Reproduce all of the material word for word.

====== Records for the exercise

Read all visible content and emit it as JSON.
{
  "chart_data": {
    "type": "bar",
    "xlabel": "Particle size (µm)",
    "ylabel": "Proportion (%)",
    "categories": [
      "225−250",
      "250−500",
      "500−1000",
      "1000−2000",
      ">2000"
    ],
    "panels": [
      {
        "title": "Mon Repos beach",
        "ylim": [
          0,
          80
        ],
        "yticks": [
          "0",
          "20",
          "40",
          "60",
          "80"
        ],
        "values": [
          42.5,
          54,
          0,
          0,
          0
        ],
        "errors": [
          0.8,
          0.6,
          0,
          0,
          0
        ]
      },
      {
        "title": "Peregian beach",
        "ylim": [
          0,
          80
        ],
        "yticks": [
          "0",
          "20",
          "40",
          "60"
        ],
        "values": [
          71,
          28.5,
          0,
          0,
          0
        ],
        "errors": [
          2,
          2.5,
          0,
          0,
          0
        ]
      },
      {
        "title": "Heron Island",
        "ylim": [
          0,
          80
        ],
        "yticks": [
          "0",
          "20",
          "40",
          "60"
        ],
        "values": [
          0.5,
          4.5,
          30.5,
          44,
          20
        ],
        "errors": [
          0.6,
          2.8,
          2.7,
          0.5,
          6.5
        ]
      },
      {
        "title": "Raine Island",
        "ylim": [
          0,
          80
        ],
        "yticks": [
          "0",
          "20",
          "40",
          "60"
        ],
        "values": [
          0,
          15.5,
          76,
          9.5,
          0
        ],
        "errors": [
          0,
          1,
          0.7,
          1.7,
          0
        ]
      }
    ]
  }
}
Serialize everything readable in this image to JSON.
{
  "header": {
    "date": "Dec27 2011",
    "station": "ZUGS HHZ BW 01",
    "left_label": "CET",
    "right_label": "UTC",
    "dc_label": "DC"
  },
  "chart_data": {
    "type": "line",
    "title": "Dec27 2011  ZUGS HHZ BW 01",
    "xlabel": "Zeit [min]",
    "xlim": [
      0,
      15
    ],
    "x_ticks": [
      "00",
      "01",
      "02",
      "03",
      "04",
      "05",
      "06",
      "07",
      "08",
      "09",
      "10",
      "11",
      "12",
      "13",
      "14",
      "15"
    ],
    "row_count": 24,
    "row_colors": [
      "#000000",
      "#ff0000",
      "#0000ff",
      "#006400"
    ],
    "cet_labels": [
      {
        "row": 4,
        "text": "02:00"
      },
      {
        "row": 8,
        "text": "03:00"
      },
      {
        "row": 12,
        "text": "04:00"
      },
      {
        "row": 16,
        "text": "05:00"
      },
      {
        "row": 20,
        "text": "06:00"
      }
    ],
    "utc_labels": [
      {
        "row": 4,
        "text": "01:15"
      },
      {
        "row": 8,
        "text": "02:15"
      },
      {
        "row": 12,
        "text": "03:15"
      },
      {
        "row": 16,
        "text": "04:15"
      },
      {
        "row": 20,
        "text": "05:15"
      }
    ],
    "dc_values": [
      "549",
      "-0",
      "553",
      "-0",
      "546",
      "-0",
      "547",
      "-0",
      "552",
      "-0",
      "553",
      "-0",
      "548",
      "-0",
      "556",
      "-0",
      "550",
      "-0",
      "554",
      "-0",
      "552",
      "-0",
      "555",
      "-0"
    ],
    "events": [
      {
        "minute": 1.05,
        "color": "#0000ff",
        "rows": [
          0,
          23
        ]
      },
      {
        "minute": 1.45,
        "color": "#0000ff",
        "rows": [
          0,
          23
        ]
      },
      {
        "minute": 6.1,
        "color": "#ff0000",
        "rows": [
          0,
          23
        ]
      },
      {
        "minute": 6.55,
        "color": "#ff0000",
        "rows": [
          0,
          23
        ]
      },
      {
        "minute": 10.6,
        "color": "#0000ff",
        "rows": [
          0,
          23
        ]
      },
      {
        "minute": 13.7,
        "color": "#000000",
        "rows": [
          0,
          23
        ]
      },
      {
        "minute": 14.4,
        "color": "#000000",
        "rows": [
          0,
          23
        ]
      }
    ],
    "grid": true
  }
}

============

• **The completed task**
Read all visible content and emit it as JSON.
{
  "chart_data": {
    "type": "bar",
    "xlabel": "Particle size (µm)",
    "ylabel": "Proportion (%)",
    "categories": [
      "225−250",
      "250−500",
      "500−1000",
      "1000−2000",
      ">2000"
    ],
    "panels": [
      {
        "title": "Mon Repos beach",
        "ylim": [
          0,
          80
        ],
        "yticks": [
          "0",
          "20",
          "40",
          "60",
          "80"
        ],
        "values": [
          42.5,
          54,
          0,
          0,
          0
        ],
        "errors": [
          0.8,
          0.6,
          0,
          0,
          0
        ]
      },
      {
        "title": "Peregian beach",
        "ylim": [
          0,
          80
        ],
        "yticks": [
          "0",
          "20",
          "40",
          "60"
        ],
        "values": [
          71,
          28.5,
          0,
          0,
          0
        ],
        "errors": [
          2,
          2.5,
          0,
          0,
          0
        ]
      },
      {
        "title": "Heron Island",
        "ylim": [
          0,
          80
        ],
        "yticks": [
          "0",
          "20",
          "40",
          "60"
        ],
        "values": [
          0.5,
          4.5,
          30.5,
          44,
          20
        ],
        "errors": [
          0.6,
          2.8,
          2.7,
          0.5,
          6.5
        ]
      },
      {
        "title": "Raine Island",
        "ylim": [
          0,
          80
        ],
        "yticks": [
          "0",
          "20",
          "40",
          "60"
        ],
        "values": [
          0,
          15.5,
          76,
          9.5,
          0
        ],
        "errors": [
          0,
          1,
          0.7,
          1.7,
          0
        ]
      }
    ]
  }
}
Serialize everything readable in this image to JSON.
{
  "header": {
    "date": "Dec27 2011",
    "station": "ZUGS HHZ BW 01",
    "left_label": "CET",
    "right_label": "UTC",
    "dc_label": "DC"
  },
  "chart_data": {
    "type": "line",
    "title": "Dec27 2011  ZUGS HHZ BW 01",
    "xlabel": "Zeit [min]",
    "xlim": [
      0,
      15
    ],
    "x_ticks": [
      "00",
      "01",
      "02",
      "03",
      "04",
      "05",
      "06",
      "07",
      "08",
      "09",
      "10",
      "11",
      "12",
      "13",
      "14",
      "15"
    ],
    "row_count": 24,
    "row_colors": [
      "#000000",
      "#ff0000",
      "#0000ff",
      "#006400"
    ],
    "cet_labels": [
      {
        "row": 4,
        "text": "02:00"
      },
      {
        "row": 8,
        "text": "03:00"
      },
      {
        "row": 12,
        "text": "04:00"
      },
      {
        "row": 16,
        "text": "05:00"
      },
      {
        "row": 20,
        "text": "06:00"
      }
    ],
    "utc_labels": [
      {
        "row": 4,
        "text": "01:15"
      },
      {
        "row": 8,
        "text": "02:15"
      },
      {
        "row": 12,
        "text": "03:15"
      },
      {
        "row": 16,
        "text": "04:15"
      },
      {
        "row": 20,
        "text": "05:15"
      }
    ],
    "dc_values": [
      "549",
      "-0",
      "553",
      "-0",
      "546",
      "-0",
      "547",
      "-0",
      "552",
      "-0",
      "553",
      "-0",
      "548",
      "-0",
      "556",
      "-0",
      "550",
      "-0",
      "554",
      "-0",
      "552",
      "-0",
      "555",
      "-0"
    ],
    "events": [
      {
        "minute": 1.05,
        "color": "#0000ff",
        "rows": [
          0,
          23
        ]
      },
      {
        "minute": 1.45,
        "color": "#0000ff",
        "rows": [
          0,
          23
        ]
      },
      {
        "minute": 6.1,
        "color": "#ff0000",
        "rows": [
          0,
          23
        ]
      },
      {
        "minute": 6.55,
        "color": "#ff0000",
        "rows": [
          0,
          23
        ]
      },
      {
        "minute": 10.6,
        "color": "#0000ff",
        "rows": [
          0,
          23
        ]
      },
      {
        "minute": 13.7,
        "color": "#000000",
        "rows": [
          0,
          23
        ]
      },
      {
        "minute": 14.4,
        "color": "#000000",
        "rows": [
          0,
          23
        ]
      }
    ],
    "grid": true
  }
}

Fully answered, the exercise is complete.